##### Dataset rows #####

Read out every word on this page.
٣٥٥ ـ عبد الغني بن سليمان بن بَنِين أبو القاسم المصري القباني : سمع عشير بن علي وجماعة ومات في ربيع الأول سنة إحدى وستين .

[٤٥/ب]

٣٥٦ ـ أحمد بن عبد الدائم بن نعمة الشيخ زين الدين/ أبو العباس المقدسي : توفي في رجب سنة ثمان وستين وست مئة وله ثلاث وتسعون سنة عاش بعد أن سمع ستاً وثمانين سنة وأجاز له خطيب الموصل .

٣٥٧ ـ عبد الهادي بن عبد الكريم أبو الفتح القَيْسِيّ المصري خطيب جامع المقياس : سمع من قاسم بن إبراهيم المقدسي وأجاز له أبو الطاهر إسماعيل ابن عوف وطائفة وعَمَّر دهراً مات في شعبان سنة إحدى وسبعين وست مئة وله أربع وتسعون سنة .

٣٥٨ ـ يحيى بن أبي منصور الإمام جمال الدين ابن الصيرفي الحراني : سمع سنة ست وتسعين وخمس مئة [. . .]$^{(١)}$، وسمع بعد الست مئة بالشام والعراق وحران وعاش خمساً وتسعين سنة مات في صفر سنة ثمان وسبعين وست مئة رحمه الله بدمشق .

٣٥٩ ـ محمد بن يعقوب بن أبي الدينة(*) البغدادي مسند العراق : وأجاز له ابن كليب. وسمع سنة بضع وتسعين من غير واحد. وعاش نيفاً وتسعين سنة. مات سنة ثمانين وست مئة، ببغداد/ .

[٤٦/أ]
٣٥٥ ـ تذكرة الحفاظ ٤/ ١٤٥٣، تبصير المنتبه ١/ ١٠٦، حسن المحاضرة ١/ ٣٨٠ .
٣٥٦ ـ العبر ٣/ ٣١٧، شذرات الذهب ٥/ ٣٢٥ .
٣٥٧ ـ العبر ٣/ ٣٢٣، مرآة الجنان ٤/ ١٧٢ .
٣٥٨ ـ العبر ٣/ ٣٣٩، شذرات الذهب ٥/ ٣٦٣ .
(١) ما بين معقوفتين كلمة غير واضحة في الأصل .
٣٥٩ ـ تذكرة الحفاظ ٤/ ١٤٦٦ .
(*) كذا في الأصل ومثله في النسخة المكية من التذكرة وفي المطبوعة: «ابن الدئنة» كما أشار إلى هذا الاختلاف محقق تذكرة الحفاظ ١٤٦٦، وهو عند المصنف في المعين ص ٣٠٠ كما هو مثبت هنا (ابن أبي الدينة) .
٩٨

#####

* Exercise details
Repeat each record in full; every line must match exactly.

* Full response
Read out every word on this page.
٣٥٥ ـ عبد الغني بن سليمان بن بَنِين أبو القاسم المصري القباني : سمع عشير بن علي وجماعة ومات في ربيع الأول سنة إحدى وستين .

[٤٥/ب]

٣٥٦ ـ أحمد بن عبد الدائم بن نعمة الشيخ زين الدين/ أبو العباس المقدسي : توفي في رجب سنة ثمان وستين وست مئة وله ثلاث وتسعون سنة عاش بعد أن سمع ستاً وثمانين سنة وأجاز له خطيب الموصل .

٣٥٧ ـ عبد الهادي بن عبد الكريم أبو الفتح القَيْسِيّ المصري خطيب جامع المقياس : سمع من قاسم بن إبراهيم المقدسي وأجاز له أبو الطاهر إسماعيل ابن عوف وطائفة وعَمَّر دهراً مات في شعبان سنة إحدى وسبعين وست مئة وله أربع وتسعون سنة .

٣٥٨ ـ يحيى بن أبي منصور الإمام جمال الدين ابن الصيرفي الحراني : سمع سنة ست وتسعين وخمس مئة [. . .]$^{(١)}$، وسمع بعد الست مئة بالشام والعراق وحران وعاش خمساً وتسعين سنة مات في صفر سنة ثمان وسبعين وست مئة رحمه الله بدمشق .

٣٥٩ ـ محمد بن يعقوب بن أبي الدينة(*) البغدادي مسند العراق : وأجاز له ابن كليب. وسمع سنة بضع وتسعين من غير واحد. وعاش نيفاً وتسعين سنة. مات سنة ثمانين وست مئة، ببغداد/ .

[٤٦/أ]
٣٥٥ ـ تذكرة الحفاظ ٤/ ١٤٥٣، تبصير المنتبه ١/ ١٠٦، حسن المحاضرة ١/ ٣٨٠ .
٣٥٦ ـ العبر ٣/ ٣١٧، شذرات الذهب ٥/ ٣٢٥ .
٣٥٧ ـ العبر ٣/ ٣٢٣، مرآة الجنان ٤/ ١٧٢ .
٣٥٨ ـ العبر ٣/ ٣٣٩، شذرات الذهب ٥/ ٣٦٣ .
(١) ما بين معقوفتين كلمة غير واضحة في الأصل .
٣٥٩ ـ تذكرة الحفاظ ٤/ ١٤٦٦ .
(*) كذا في الأصل ومثله في النسخة المكية من التذكرة وفي المطبوعة: «ابن الدئنة» كما أشار إلى هذا الاختلاف محقق تذكرة الحفاظ ١٤٦٦، وهو عند المصنف في المعين ص ٣٠٠ كما هو مثبت هنا (ابن أبي الدينة) .
٩٨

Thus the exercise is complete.